## Task
Among the entries below, count the lines where the string "ylabel" occurs, and give only the number.

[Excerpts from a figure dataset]
--------------------------------------------------

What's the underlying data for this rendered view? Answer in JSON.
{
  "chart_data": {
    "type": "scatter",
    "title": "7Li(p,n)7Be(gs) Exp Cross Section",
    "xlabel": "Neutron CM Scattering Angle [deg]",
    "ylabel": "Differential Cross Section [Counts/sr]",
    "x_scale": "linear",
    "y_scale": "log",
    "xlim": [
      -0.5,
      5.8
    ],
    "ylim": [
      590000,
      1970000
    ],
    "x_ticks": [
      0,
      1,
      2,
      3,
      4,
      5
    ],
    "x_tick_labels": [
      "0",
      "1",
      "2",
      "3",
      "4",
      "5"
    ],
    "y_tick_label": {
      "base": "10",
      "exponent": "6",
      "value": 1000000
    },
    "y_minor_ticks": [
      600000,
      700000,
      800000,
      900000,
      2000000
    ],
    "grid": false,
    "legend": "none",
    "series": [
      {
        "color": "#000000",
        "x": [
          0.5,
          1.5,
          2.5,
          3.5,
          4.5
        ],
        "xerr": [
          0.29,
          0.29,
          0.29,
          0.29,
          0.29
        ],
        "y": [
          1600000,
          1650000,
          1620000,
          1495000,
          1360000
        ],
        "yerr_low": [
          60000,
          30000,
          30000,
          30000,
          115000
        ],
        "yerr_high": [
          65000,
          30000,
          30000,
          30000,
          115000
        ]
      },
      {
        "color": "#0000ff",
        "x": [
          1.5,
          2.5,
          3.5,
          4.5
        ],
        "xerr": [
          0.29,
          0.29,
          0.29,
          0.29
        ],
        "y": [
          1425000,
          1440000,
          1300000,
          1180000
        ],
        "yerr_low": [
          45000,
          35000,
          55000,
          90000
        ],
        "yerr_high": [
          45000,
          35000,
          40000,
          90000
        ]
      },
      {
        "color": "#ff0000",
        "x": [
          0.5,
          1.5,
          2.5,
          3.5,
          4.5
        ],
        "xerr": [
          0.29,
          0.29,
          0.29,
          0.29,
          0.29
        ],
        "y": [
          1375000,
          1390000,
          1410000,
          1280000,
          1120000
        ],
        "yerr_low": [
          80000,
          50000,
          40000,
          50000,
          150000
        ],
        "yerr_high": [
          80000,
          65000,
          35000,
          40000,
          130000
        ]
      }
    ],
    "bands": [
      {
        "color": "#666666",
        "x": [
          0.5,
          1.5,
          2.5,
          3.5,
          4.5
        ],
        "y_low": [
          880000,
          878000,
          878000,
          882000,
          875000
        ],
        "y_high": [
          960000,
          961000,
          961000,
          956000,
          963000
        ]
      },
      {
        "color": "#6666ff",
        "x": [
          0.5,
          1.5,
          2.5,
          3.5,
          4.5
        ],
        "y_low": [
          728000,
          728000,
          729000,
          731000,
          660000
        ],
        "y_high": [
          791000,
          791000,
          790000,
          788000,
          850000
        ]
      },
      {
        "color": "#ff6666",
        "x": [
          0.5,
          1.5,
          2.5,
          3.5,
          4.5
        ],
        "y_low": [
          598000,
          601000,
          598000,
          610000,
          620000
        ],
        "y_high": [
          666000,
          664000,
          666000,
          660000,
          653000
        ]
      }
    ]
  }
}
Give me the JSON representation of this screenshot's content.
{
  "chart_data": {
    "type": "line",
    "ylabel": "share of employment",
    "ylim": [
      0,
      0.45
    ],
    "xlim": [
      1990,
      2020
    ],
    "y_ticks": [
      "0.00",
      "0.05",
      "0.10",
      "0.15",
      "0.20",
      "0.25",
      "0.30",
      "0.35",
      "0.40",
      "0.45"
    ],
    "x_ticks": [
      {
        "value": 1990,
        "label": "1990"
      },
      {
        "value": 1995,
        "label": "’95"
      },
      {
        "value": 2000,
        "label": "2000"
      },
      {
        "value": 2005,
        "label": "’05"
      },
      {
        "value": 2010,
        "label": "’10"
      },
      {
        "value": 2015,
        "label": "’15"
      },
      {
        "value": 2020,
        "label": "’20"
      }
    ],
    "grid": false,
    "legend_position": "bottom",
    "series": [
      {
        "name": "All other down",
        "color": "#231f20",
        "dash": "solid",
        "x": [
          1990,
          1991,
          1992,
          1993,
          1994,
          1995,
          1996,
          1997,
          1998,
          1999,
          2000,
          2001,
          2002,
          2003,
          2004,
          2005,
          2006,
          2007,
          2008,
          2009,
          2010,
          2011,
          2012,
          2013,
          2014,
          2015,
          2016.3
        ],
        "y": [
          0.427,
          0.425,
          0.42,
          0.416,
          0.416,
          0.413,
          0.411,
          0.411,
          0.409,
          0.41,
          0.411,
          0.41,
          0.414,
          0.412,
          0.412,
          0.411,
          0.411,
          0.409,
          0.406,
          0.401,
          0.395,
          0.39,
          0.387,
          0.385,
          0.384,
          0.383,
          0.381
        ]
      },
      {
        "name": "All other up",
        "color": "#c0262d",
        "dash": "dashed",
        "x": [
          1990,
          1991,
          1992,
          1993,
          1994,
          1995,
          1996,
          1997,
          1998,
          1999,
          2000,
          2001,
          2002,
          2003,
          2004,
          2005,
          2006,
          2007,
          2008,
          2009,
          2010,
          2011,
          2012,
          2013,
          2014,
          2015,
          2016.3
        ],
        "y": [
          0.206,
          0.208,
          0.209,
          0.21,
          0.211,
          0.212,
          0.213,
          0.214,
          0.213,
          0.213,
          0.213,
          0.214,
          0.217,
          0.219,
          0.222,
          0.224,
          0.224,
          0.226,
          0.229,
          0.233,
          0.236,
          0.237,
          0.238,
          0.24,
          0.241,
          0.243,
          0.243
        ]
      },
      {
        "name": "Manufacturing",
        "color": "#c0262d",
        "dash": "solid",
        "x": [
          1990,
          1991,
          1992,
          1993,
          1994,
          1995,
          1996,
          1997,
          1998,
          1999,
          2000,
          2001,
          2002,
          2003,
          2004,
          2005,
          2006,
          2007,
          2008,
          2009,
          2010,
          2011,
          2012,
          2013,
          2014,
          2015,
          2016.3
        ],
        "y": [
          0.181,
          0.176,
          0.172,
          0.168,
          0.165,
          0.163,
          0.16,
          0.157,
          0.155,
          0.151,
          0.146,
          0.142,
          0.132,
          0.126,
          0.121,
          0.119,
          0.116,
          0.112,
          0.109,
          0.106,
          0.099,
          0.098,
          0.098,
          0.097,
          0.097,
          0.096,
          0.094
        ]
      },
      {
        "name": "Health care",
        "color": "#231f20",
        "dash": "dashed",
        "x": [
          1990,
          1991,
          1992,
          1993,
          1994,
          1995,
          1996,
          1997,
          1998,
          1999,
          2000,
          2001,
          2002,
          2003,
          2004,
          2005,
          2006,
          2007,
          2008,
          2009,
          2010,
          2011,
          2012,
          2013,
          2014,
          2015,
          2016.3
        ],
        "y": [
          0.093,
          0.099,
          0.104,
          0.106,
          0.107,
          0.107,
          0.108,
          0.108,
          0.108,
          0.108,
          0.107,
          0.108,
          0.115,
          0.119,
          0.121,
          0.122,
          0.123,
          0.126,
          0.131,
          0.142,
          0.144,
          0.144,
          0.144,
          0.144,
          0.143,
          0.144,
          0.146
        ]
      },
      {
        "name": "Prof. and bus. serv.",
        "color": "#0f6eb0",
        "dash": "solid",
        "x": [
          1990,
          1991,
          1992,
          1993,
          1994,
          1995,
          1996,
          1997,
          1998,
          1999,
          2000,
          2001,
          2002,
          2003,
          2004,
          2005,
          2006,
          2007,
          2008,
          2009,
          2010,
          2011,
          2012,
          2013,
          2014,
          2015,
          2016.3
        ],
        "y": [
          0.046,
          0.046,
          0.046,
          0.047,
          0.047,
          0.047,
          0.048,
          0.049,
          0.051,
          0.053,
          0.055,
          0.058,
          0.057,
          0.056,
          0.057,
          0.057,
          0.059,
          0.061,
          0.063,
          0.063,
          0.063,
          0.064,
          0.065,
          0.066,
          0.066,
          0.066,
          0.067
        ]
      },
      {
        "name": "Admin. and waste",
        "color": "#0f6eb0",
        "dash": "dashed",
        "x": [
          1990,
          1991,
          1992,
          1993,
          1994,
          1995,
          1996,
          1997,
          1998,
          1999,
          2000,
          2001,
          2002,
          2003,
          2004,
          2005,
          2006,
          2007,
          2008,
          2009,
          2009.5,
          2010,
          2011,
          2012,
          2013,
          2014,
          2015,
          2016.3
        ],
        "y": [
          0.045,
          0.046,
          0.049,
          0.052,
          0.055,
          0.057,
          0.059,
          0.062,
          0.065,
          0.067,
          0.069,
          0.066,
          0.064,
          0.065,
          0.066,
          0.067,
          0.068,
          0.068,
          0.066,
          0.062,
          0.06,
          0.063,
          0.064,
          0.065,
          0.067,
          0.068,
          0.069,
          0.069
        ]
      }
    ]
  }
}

--------------------------------------------------

## Written reply
2